Scan the lines below for the string "Subpart" and copy every one that has it.
** Begin Given records **
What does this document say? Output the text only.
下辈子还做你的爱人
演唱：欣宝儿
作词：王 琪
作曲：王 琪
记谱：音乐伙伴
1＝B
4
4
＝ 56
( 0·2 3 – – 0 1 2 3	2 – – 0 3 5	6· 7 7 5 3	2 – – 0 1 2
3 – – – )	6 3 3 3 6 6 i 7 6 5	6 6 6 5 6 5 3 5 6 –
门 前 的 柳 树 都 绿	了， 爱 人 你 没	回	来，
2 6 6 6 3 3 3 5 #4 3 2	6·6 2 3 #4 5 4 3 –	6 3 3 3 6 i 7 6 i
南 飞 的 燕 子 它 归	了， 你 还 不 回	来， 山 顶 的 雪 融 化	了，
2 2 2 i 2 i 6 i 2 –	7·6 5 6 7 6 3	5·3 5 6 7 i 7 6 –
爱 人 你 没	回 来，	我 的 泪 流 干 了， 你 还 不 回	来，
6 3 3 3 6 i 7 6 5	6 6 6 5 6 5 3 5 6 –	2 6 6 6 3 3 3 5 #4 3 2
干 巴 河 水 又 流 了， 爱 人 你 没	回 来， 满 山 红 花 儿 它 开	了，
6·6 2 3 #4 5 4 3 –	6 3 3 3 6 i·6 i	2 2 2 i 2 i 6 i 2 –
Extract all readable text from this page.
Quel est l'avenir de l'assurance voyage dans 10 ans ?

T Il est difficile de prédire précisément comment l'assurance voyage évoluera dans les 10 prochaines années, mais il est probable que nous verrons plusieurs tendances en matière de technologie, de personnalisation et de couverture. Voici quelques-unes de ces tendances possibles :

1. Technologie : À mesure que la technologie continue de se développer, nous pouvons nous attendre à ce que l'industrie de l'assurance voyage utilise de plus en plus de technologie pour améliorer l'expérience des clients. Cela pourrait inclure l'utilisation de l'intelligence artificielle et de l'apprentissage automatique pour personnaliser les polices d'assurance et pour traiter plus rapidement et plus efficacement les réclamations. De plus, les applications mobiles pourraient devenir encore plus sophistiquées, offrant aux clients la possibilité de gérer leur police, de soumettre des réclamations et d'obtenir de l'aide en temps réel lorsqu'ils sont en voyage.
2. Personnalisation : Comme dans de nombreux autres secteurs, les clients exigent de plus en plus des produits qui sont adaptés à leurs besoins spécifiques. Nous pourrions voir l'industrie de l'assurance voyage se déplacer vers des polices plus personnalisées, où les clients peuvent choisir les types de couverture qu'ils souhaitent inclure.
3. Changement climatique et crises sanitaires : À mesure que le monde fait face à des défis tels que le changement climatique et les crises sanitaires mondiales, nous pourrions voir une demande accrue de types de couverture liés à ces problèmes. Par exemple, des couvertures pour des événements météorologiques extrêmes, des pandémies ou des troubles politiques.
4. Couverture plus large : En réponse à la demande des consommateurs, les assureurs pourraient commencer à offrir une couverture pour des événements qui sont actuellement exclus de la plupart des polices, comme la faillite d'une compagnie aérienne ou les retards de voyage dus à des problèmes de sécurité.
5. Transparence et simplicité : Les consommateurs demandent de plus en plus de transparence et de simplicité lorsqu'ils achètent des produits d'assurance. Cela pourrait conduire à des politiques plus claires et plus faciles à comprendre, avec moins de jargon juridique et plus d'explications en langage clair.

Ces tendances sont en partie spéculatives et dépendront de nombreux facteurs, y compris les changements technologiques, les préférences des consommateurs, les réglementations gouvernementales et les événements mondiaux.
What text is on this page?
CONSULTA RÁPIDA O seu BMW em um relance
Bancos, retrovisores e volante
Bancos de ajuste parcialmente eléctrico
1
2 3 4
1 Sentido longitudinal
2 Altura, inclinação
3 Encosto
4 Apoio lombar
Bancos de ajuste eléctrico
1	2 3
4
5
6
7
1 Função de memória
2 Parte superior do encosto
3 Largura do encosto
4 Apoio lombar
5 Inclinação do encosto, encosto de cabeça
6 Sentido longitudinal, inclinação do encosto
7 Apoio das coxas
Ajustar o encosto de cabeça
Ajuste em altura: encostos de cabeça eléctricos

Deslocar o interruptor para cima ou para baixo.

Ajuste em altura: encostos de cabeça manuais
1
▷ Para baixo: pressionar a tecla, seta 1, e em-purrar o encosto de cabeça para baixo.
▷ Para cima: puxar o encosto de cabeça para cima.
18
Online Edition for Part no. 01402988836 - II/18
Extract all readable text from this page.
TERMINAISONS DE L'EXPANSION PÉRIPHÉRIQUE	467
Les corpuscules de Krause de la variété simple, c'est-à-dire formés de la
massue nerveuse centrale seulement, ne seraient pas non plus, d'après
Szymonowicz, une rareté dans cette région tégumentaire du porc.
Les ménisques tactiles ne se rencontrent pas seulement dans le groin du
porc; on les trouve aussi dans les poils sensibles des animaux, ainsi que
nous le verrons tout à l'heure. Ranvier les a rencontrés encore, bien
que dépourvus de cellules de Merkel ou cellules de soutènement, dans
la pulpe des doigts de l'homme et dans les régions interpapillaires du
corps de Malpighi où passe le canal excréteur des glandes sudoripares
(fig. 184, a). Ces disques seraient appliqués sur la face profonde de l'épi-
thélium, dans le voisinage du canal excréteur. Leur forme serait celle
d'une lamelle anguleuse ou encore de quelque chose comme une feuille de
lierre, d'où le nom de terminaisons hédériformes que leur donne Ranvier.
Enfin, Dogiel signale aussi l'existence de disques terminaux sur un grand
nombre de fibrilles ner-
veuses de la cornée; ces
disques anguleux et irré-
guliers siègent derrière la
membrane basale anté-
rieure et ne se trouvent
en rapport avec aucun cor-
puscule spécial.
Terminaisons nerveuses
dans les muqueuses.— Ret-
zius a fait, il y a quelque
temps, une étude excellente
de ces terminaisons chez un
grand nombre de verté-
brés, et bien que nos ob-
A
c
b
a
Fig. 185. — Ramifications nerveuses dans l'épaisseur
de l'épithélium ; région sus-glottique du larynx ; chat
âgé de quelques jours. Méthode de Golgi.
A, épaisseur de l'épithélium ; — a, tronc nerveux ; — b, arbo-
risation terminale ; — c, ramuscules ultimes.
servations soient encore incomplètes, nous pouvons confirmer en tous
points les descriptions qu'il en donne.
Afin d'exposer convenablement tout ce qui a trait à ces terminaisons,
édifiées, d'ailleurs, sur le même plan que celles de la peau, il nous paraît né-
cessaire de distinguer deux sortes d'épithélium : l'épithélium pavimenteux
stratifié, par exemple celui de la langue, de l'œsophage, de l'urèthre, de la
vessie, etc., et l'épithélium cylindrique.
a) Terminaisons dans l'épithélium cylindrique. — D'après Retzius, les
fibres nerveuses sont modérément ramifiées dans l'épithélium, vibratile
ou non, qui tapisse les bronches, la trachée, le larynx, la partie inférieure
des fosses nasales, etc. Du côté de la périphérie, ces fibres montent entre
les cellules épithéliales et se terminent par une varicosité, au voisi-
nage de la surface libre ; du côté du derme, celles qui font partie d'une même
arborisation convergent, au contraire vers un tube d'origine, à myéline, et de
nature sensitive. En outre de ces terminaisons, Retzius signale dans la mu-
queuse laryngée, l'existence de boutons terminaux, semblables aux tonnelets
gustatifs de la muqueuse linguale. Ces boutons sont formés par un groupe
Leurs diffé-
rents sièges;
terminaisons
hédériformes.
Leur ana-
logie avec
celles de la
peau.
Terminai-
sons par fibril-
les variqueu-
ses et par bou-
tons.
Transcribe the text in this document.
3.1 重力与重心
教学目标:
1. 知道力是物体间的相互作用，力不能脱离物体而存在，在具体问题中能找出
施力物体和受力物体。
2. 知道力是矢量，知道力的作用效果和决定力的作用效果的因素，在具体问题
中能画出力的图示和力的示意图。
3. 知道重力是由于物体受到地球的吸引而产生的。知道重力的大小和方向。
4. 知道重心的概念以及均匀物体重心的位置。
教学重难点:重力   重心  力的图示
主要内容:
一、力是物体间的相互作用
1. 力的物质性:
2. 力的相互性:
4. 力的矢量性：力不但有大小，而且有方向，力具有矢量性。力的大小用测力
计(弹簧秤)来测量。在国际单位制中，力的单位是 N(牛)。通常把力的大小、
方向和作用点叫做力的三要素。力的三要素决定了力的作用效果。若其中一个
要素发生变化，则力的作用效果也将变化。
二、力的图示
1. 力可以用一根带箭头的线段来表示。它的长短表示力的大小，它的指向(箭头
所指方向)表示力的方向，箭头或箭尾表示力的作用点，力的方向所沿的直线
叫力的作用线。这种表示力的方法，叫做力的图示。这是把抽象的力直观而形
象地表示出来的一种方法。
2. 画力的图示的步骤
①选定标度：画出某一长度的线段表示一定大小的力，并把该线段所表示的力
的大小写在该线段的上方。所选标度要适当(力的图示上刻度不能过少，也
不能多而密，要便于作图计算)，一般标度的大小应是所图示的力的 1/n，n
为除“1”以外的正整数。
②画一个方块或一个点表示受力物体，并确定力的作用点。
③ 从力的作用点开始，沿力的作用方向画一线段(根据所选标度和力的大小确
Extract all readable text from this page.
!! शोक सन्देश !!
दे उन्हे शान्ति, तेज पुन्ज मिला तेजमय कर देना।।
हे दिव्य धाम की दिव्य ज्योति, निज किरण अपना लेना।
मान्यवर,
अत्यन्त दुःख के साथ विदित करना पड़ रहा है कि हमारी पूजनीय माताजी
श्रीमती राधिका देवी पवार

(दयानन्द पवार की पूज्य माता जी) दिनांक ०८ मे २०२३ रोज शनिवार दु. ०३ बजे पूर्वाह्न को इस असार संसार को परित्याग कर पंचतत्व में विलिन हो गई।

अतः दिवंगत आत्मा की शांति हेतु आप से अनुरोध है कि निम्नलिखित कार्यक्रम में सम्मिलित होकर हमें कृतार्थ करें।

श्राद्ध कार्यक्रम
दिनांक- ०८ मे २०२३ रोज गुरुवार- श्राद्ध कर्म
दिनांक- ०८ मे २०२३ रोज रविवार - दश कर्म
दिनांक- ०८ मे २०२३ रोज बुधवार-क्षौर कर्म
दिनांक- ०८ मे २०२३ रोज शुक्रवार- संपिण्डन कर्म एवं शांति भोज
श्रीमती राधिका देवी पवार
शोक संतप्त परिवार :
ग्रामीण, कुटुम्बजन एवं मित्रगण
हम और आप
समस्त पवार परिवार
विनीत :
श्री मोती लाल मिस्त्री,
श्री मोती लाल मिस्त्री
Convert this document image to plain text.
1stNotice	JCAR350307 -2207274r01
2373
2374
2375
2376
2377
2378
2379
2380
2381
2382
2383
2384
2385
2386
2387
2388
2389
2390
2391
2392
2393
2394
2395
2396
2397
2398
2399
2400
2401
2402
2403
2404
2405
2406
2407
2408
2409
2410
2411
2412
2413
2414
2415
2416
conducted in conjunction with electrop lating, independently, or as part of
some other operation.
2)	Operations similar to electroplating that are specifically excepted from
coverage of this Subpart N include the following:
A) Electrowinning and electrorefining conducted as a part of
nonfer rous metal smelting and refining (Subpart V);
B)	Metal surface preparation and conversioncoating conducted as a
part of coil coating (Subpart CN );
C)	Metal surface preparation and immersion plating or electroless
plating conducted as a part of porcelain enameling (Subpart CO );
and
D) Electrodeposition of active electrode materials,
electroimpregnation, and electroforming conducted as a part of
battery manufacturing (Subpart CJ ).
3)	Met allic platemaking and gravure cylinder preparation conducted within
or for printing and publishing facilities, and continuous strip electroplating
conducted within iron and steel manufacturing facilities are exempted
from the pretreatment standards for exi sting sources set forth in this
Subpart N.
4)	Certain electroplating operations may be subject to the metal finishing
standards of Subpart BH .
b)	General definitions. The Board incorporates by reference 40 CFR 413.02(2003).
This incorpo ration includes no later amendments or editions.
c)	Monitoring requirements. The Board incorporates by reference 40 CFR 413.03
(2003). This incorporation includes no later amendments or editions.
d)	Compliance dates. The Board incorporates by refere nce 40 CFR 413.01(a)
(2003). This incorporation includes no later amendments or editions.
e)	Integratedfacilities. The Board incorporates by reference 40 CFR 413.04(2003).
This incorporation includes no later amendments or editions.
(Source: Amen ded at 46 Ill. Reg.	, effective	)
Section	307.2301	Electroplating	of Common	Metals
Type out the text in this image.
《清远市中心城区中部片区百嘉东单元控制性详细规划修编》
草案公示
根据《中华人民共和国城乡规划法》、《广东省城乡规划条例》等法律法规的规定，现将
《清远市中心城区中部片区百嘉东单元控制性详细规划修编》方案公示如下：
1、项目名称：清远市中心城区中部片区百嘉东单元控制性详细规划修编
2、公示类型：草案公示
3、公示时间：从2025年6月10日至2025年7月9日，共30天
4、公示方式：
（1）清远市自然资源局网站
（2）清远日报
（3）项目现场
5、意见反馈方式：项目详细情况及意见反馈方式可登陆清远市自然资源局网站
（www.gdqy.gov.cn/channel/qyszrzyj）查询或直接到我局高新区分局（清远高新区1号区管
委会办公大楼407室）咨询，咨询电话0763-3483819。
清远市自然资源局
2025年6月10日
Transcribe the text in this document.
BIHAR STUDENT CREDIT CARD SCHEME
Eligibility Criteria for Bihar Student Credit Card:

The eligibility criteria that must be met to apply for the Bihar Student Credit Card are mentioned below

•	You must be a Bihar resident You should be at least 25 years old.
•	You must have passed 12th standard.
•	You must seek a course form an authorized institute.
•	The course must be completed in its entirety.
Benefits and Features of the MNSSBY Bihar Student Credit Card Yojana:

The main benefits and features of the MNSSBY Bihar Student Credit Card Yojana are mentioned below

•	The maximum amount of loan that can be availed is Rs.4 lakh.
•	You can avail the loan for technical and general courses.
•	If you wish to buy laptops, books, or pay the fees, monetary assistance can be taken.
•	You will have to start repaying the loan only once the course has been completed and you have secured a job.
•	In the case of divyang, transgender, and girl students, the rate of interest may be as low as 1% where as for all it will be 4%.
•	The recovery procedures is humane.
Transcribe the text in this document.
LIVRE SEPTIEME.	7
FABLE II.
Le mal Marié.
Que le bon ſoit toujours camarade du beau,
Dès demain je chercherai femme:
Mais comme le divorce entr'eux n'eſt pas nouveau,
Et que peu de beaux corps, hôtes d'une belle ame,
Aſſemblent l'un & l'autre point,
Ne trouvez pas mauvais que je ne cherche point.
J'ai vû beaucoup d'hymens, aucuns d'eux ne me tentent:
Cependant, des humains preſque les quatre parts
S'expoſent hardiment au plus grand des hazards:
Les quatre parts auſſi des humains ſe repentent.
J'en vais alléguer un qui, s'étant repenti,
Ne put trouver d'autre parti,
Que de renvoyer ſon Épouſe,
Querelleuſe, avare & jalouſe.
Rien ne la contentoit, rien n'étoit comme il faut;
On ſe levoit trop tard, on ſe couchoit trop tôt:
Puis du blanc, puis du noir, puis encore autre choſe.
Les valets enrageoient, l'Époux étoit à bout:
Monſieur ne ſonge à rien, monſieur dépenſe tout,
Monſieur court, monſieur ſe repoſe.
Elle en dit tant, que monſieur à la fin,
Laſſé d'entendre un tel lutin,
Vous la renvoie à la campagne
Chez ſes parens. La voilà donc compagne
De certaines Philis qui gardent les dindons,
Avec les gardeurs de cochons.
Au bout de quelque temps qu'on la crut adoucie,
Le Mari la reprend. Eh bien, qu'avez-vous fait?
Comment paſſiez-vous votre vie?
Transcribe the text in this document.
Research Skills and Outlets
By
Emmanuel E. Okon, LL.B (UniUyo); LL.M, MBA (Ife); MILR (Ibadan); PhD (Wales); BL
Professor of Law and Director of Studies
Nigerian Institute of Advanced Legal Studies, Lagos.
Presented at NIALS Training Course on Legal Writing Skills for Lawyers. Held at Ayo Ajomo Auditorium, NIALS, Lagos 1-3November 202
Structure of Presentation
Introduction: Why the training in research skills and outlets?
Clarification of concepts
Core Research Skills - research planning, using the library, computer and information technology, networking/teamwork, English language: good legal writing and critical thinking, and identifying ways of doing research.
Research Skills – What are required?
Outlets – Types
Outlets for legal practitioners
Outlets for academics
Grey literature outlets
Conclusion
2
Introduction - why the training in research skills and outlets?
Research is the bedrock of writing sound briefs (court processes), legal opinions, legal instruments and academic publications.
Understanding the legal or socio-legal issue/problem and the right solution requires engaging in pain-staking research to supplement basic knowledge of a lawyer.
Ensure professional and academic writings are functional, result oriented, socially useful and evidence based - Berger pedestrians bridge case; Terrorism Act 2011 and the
** End Given records **
- Exercise answer
coverage of this Subpart N include the following:
nonfer rous metal smelting and refining (Subpart V);
part of coil coating (Subpart CN );
plating conducted as a part of porcelain enameling (Subpart CO );
battery manufacturing (Subpart CJ ).
Subpart N.
standards of Subpart BH .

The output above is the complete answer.